*Zu erledigende Aufgaben*
• 1. Beantworte anhand des Lesetexts:
(a) In welchem Land konkretisiert sich das Hollande-Szenario?
(b) Wer wird als Vertreter der politischen Linken genannt?
(c) Welche beiden Politiker werden als Hauptkandidaten bezeichnet?
• 2. Gib den Absatz des Lesetexts, der mit „Auf Frankreich hatten wir bereits hingewiesen“ beginnt, als Stichpunktliste wieder. Die wesentlichen Fakten müssen erhalten bleiben.

───── Lesetext

Auf Frankreich hatten wir bereits hingewiesen, wo sich das Hollande-Szenario konkretisiert. Bedenklich ist der Umstand, dass die politische Linke (Jean-Luc Mélenchon) und die Rechte (Marine Le Pen) im ersten Wahlgang zusammen mehr Wählerstimmen auf sich vereinen konnten als die Hauptkandidaten Sarkozy und Hollande jeweils allein.

──────────
───── Gespeichertes Material

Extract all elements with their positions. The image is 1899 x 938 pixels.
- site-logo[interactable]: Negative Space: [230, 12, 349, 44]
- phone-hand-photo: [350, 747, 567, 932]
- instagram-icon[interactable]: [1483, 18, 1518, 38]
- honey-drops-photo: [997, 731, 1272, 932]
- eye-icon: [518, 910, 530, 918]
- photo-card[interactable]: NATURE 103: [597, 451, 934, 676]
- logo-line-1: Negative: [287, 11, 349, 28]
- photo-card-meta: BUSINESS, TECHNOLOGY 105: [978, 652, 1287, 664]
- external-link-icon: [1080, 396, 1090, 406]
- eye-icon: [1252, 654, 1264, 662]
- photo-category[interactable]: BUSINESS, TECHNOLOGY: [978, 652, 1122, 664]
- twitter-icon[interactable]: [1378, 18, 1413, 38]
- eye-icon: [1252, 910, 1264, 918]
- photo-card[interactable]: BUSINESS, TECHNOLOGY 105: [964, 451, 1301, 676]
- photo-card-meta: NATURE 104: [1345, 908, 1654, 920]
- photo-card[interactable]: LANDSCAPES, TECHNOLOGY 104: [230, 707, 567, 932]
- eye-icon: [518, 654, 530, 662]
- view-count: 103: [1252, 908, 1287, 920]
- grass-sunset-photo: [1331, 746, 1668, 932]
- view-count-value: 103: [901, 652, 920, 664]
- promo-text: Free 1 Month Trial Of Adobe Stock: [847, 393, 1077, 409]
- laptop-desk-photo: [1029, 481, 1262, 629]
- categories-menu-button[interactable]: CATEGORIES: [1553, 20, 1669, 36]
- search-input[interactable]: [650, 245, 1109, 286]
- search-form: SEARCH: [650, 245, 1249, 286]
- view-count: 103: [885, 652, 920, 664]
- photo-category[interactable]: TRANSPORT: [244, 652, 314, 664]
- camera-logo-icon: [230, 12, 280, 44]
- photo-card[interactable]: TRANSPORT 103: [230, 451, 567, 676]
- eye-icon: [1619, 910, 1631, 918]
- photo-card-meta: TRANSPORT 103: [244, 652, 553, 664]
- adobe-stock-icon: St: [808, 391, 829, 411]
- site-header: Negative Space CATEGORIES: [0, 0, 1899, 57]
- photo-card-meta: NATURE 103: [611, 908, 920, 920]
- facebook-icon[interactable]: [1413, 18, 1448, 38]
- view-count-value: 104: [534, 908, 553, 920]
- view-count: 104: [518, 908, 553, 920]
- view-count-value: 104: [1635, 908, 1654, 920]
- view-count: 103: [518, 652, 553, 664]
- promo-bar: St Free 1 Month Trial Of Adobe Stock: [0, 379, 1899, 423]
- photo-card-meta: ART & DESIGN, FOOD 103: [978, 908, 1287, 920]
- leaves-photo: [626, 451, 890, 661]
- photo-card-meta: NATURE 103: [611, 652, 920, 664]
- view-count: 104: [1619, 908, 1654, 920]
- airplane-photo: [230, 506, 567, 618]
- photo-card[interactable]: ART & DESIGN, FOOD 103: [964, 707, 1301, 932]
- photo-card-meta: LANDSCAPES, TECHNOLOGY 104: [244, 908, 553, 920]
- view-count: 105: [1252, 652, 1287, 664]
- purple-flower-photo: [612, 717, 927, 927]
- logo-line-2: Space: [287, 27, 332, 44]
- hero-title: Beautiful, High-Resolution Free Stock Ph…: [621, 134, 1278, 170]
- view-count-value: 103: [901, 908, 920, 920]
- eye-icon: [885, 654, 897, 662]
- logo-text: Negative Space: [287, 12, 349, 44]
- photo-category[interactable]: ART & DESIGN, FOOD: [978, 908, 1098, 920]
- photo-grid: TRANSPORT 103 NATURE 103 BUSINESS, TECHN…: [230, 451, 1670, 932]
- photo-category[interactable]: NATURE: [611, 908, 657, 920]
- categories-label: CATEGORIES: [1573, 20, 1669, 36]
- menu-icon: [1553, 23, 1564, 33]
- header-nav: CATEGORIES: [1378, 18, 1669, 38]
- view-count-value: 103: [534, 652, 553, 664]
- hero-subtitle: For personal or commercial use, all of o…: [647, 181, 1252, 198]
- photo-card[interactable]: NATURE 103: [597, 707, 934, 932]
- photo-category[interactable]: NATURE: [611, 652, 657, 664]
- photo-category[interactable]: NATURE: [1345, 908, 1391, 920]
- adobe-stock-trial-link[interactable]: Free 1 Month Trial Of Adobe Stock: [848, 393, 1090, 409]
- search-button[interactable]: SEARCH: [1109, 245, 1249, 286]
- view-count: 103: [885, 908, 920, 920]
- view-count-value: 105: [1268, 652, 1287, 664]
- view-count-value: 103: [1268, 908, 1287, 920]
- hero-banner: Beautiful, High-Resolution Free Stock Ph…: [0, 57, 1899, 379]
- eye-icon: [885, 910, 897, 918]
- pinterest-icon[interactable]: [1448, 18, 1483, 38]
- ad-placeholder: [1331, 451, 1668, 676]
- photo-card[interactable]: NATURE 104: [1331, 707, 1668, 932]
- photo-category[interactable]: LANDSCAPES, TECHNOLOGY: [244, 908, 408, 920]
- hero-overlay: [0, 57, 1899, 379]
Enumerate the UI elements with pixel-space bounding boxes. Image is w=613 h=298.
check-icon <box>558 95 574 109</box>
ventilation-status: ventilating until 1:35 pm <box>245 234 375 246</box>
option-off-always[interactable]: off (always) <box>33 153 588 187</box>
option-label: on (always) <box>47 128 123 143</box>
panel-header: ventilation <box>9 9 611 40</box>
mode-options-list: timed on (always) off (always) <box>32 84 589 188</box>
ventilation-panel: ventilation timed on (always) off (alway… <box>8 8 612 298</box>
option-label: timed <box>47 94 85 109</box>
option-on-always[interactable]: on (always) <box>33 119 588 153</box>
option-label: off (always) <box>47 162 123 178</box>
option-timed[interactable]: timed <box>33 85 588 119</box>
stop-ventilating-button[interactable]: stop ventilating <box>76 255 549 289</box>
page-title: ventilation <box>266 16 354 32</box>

──────────

*Antworten je Aufgabe*
• 1.
(a) In Frankreich.
(b) Jean-Luc Mélenchon.
(c) Sarkozy und Hollande.

• 2.
- In Frankreich konkretisiert sich das Hollande-Szenario, auf das bereits hingewiesen wurde.
- Als bedenklich gilt: Die Linke (Jean-Luc Mélenchon) und die Rechte (Marine Le Pen) erhielten im ersten Wahlgang zusammen mehr Stimmen als die Hauptkandidaten Sarkozy und Hollande jeweils allein.